§ REQUIRED TASK: Give back the full listing verbatim, apart from its images.

§ RECORDS FOR THE TASK:
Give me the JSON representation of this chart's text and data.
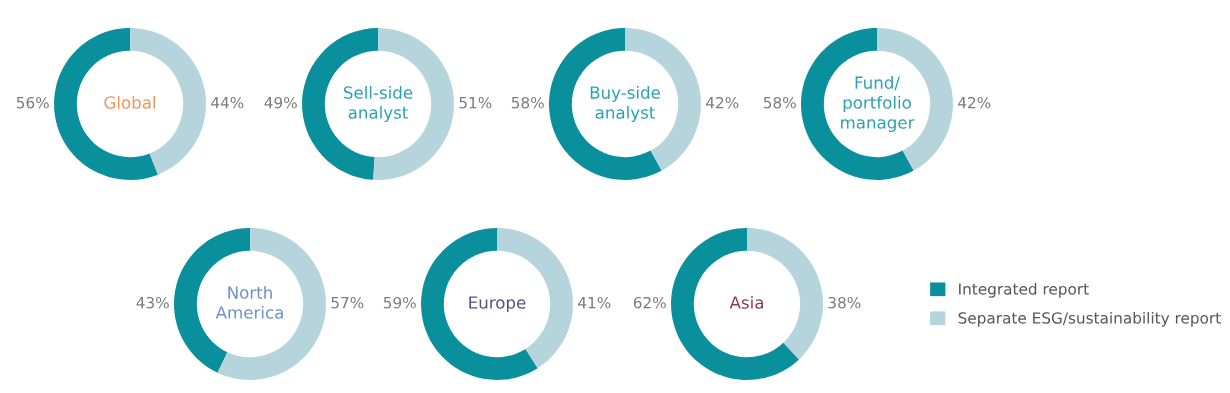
{
  "chart_data": [
    {
      "type": "donut",
      "title": "Global",
      "categories": [
        "Integrated report",
        "Separate ESG/sustainability report"
      ],
      "values": [
        56,
        44
      ],
      "colors": [
        "#0a8f9c",
        "#b5d4dc"
      ],
      "value_labels": [
        "56%",
        "44%"
      ],
      "legend": "bottom right"
    },
    {
      "type": "donut",
      "title": "Sell-side\nanalyst",
      "values": [
        49,
        51
      ],
      "colors": [
        "#0a8f9c",
        "#b5d4dc"
      ],
      "value_labels": [
        "49%",
        "51%"
      ]
    },
    {
      "type": "donut",
      "title": "Buy-side\nanalyst",
      "values": [
        58,
        42
      ],
      "colors": [
        "#0a8f9c",
        "#b5d4dc"
      ],
      "value_labels": [
        "58%",
        "42%"
      ]
    },
    {
      "type": "donut",
      "title": "Fund/\nportfolio\nmanager",
      "values": [
        58,
        42
      ],
      "colors": [
        "#0a8f9c",
        "#b5d4dc"
      ],
      "value_labels": [
        "58%",
        "42%"
      ]
    },
    {
      "type": "donut",
      "title": "North\nAmerica",
      "values": [
        43,
        57
      ],
      "colors": [
        "#0a8f9c",
        "#b5d4dc"
      ],
      "value_labels": [
        "43%",
        "57%"
      ]
    },
    {
      "type": "donut",
      "title": "Europe",
      "values": [
        59,
        41
      ],
      "colors": [
        "#0a8f9c",
        "#b5d4dc"
      ],
      "value_labels": [
        "59%",
        "41%"
      ]
    },
    {
      "type": "donut",
      "title": "Asia",
      "values": [
        62,
        38
      ],
      "colors": [
        "#0a8f9c",
        "#b5d4dc"
      ],
      "value_labels": [
        "62%",
        "38%"
      ]
    }
  ]
}
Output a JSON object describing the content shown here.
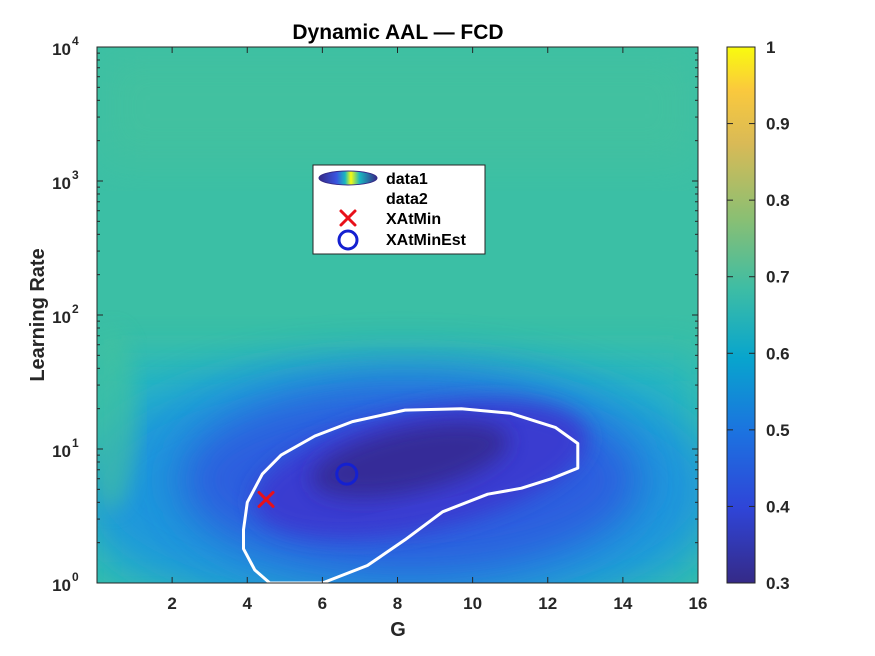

§ ANSWER TO THE TASK:
Give me the JSON representation of this chart's text and data.
{
  "chart_data": [
    {
      "type": "donut",
      "title": "Global",
      "categories": [
        "Integrated report",
        "Separate ESG/sustainability report"
      ],
      "values": [
        56,
        44
      ],
      "colors": [
        "#0a8f9c",
        "#b5d4dc"
      ],
      "value_labels": [
        "56%",
        "44%"
      ],
      "legend": "bottom right"
    },
    {
      "type": "donut",
      "title": "Sell-side\nanalyst",
      "values": [
        49,
        51
      ],
      "colors": [
        "#0a8f9c",
        "#b5d4dc"
      ],
      "value_labels": [
        "49%",
        "51%"
      ]
    },
    {
      "type": "donut",
      "title": "Buy-side\nanalyst",
      "values": [
        58,
        42
      ],
      "colors": [
        "#0a8f9c",
        "#b5d4dc"
      ],
      "value_labels": [
        "58%",
        "42%"
      ]
    },
    {
      "type": "donut",
      "title": "Fund/\nportfolio\nmanager",
      "values": [
        58,
        42
      ],
      "colors": [
        "#0a8f9c",
        "#b5d4dc"
      ],
      "value_labels": [
        "58%",
        "42%"
      ]
    },
    {
      "type": "donut",
      "title": "North\nAmerica",
      "values": [
        43,
        57
      ],
      "colors": [
        "#0a8f9c",
        "#b5d4dc"
      ],
      "value_labels": [
        "43%",
        "57%"
      ]
    },
    {
      "type": "donut",
      "title": "Europe",
      "values": [
        59,
        41
      ],
      "colors": [
        "#0a8f9c",
        "#b5d4dc"
      ],
      "value_labels": [
        "59%",
        "41%"
      ]
    },
    {
      "type": "donut",
      "title": "Asia",
      "values": [
        62,
        38
      ],
      "colors": [
        "#0a8f9c",
        "#b5d4dc"
      ],
      "value_labels": [
        "62%",
        "38%"
      ]
    }
  ]
}
Output a JSON object describing the content shown here.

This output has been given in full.